▸ **Stored items from a collection**:
************

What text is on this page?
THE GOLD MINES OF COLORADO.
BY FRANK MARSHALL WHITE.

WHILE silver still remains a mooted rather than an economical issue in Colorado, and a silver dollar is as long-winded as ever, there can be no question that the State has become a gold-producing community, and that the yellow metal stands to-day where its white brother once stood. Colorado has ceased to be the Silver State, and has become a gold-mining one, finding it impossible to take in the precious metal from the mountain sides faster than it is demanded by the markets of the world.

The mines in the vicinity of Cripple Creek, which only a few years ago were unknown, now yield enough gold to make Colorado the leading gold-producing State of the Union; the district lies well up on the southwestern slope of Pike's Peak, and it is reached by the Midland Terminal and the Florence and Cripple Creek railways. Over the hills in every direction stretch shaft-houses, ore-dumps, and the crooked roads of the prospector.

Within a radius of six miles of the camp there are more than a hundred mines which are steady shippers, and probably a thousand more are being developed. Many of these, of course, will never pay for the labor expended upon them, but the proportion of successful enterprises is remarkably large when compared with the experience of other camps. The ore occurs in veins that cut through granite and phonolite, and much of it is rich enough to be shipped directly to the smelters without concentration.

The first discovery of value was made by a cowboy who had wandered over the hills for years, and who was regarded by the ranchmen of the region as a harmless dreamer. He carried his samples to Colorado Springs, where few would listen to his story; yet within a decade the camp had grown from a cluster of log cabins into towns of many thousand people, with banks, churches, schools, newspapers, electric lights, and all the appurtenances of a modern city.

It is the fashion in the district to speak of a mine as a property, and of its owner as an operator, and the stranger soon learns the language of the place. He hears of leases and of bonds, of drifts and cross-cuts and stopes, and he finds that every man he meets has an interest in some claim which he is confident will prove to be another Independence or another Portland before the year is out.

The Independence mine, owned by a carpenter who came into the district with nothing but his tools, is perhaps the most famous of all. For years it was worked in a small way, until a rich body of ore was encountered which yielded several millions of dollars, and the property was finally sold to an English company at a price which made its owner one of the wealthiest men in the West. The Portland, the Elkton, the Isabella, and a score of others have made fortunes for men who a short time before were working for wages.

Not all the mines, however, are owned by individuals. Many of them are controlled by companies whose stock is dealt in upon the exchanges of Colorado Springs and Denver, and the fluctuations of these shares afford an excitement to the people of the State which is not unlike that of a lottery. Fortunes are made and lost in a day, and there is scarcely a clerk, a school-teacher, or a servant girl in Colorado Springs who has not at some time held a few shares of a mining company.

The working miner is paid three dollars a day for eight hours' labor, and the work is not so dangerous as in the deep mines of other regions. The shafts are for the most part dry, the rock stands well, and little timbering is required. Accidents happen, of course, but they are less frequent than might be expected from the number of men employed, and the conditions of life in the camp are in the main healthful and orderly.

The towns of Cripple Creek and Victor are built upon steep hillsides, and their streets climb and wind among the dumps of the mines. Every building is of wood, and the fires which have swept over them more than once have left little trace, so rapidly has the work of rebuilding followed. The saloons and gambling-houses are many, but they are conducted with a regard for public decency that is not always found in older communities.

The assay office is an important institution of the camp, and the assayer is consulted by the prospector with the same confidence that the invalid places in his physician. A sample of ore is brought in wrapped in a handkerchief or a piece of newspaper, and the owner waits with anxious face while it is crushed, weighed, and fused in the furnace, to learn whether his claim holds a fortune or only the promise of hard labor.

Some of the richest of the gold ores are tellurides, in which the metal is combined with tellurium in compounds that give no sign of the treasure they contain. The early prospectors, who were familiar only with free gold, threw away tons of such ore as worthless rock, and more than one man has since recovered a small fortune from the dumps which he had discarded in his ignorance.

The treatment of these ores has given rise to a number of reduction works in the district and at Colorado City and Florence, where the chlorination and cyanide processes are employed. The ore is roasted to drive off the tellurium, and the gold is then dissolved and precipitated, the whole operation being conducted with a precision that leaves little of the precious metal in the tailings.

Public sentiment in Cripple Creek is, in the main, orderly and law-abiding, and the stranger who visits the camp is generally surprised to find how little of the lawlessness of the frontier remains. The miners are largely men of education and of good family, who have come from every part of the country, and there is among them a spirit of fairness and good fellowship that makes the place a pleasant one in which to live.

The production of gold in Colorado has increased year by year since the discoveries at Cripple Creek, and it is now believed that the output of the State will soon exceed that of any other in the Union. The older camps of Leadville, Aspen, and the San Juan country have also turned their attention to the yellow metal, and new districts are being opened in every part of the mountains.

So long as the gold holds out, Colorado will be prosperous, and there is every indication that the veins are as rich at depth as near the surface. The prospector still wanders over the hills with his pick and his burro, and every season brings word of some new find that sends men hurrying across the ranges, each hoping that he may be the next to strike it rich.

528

************

▸ **Directions for this task**: Report each line in the data that holds the word "people".

▸ **Exercise solution**:
The first discovery of value was made by a cowboy who had wandered over the hills for years, and who was regarded by the ranchmen of the region as a harmless dreamer. He carried his samples to Colorado Springs, where few would listen to his story; yet within a decade the camp had grown from a cluster of log cabins into towns of many thousand people, with banks, churches, schools, newspapers, electric lights, and all the appurtenances of a modern city.
Not all the mines, however, are owned by individuals. Many of them are controlled by companies whose stock is dealt in upon the exchanges of Colorado Springs and Denver, and the fluctuations of these shares afford an excitement to the people of the State which is not unlike that of a lottery. Fortunes are made and lost in a day, and there is scarcely a clerk, a school-teacher, or a servant girl in Colorado Springs who has not at some time held a few shares of a mining company.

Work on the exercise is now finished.